Request: Reproduce each of the following entries verbatim, line for line, with no changes.

Material:
# # # #

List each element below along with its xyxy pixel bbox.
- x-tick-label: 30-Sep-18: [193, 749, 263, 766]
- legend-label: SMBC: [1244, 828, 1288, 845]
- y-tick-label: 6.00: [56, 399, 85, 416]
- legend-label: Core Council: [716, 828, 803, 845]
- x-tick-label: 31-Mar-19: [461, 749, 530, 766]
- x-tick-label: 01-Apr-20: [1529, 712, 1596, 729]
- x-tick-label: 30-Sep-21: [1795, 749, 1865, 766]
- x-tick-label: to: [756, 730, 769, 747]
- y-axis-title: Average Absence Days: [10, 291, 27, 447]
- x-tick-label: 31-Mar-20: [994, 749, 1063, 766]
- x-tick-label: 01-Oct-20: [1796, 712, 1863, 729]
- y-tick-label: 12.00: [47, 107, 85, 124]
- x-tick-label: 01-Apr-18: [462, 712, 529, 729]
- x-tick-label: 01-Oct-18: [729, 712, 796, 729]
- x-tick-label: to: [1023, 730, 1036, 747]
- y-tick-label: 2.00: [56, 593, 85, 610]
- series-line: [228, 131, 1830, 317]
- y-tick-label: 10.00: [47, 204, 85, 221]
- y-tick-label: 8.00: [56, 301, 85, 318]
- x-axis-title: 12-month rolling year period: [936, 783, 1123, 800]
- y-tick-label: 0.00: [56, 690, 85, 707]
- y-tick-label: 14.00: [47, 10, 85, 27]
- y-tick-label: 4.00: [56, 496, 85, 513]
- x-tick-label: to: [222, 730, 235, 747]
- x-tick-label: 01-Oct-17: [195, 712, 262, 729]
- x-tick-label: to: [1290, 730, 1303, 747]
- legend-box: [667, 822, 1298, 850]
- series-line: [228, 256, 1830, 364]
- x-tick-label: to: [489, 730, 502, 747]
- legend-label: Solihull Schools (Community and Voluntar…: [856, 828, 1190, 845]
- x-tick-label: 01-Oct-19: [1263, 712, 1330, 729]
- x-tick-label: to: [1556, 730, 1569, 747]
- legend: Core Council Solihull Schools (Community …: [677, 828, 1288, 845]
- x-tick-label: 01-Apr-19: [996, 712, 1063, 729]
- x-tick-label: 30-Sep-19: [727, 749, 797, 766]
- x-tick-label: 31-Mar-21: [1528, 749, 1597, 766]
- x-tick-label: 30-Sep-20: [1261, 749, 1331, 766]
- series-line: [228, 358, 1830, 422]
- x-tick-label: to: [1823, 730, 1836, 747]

# # # #

Exercise answer:
List each element below along with its xyxy pixel bbox.
- x-tick-label: 30-Sep-18: [193, 749, 263, 766]
- legend-label: SMBC: [1244, 828, 1288, 845]
- y-tick-label: 6.00: [56, 399, 85, 416]
- legend-label: Core Council: [716, 828, 803, 845]
- x-tick-label: 31-Mar-19: [461, 749, 530, 766]
- x-tick-label: 01-Apr-20: [1529, 712, 1596, 729]
- x-tick-label: 30-Sep-21: [1795, 749, 1865, 766]
- x-tick-label: to: [756, 730, 769, 747]
- y-axis-title: Average Absence Days: [10, 291, 27, 447]
- x-tick-label: 31-Mar-20: [994, 749, 1063, 766]
- x-tick-label: 01-Oct-20: [1796, 712, 1863, 729]
- y-tick-label: 12.00: [47, 107, 85, 124]
- x-tick-label: 01-Apr-18: [462, 712, 529, 729]
- x-tick-label: 01-Oct-18: [729, 712, 796, 729]
- x-tick-label: to: [1023, 730, 1036, 747]
- y-tick-label: 2.00: [56, 593, 85, 610]
- series-line: [228, 131, 1830, 317]
- y-tick-label: 10.00: [47, 204, 85, 221]
- y-tick-label: 8.00: [56, 301, 85, 318]
- x-axis-title: 12-month rolling year period: [936, 783, 1123, 800]
- y-tick-label: 0.00: [56, 690, 85, 707]
- y-tick-label: 14.00: [47, 10, 85, 27]
- y-tick-label: 4.00: [56, 496, 85, 513]
- x-tick-label: to: [222, 730, 235, 747]
- x-tick-label: 01-Oct-17: [195, 712, 262, 729]
- x-tick-label: to: [1290, 730, 1303, 747]
- legend-box: [667, 822, 1298, 850]
- series-line: [228, 256, 1830, 364]
- x-tick-label: to: [489, 730, 502, 747]
- legend-label: Solihull Schools (Community and Voluntar…: [856, 828, 1190, 845]
- x-tick-label: 01-Oct-19: [1263, 712, 1330, 729]
- x-tick-label: to: [1556, 730, 1569, 747]
- legend: Core Council Solihull Schools (Community …: [677, 828, 1288, 845]
- x-tick-label: 01-Apr-19: [996, 712, 1063, 729]
- x-tick-label: 30-Sep-19: [727, 749, 797, 766]
- x-tick-label: 31-Mar-21: [1528, 749, 1597, 766]
- x-tick-label: 30-Sep-20: [1261, 749, 1331, 766]
- series-line: [228, 358, 1830, 422]
- x-tick-label: to: [1823, 730, 1836, 747]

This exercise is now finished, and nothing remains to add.